--- PROBLEM DETAILS ---
In the entries below, find every line holding the string "name" and collect it.

[start PROVIDED RECORDS]

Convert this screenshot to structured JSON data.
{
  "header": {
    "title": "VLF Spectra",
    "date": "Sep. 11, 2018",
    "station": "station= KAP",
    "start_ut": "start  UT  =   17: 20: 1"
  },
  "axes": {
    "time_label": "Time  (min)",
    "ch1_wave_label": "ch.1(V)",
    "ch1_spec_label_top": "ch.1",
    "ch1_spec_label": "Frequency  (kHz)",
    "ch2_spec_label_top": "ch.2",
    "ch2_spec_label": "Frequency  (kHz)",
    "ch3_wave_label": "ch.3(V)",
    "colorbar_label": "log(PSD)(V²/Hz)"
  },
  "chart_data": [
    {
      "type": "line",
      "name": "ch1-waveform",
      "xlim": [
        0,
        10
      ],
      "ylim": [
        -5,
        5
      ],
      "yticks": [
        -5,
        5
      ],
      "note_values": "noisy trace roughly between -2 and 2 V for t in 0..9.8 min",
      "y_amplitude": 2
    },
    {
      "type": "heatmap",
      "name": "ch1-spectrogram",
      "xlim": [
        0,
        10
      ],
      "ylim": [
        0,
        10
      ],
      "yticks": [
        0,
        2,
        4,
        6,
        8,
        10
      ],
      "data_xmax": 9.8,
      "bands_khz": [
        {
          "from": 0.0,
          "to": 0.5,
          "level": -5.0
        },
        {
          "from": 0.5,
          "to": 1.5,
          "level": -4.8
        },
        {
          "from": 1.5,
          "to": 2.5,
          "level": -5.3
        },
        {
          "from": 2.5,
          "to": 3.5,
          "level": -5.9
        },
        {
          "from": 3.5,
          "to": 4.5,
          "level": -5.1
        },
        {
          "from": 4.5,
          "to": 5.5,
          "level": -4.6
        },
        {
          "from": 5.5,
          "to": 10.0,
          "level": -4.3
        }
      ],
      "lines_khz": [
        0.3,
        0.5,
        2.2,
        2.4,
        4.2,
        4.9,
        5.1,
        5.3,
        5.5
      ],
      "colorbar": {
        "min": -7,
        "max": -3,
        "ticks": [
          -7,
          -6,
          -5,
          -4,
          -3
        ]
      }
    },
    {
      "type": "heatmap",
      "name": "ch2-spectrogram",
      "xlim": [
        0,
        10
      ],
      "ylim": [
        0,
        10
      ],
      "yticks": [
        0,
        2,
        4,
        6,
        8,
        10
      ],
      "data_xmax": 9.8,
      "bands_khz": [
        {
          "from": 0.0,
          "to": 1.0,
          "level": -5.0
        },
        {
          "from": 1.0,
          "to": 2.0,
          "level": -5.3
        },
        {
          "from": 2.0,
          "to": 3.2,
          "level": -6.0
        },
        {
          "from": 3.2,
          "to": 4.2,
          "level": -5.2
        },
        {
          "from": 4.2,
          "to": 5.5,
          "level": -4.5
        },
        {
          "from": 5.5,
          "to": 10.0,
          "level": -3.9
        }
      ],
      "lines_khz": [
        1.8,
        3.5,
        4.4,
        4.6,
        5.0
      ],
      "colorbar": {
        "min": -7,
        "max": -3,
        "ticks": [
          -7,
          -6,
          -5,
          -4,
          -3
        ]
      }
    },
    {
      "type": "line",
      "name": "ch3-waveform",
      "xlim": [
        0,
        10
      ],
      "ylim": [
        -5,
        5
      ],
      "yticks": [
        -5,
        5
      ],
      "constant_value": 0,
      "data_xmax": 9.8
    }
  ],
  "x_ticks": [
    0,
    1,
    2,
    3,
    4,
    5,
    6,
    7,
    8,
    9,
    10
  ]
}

[end PROVIDED RECORDS]

--- RESPONSE ---
      "name": "ch1-waveform",
      "name": "ch1-spectrogram",
      "name": "ch2-spectrogram",
      "name": "ch3-waveform",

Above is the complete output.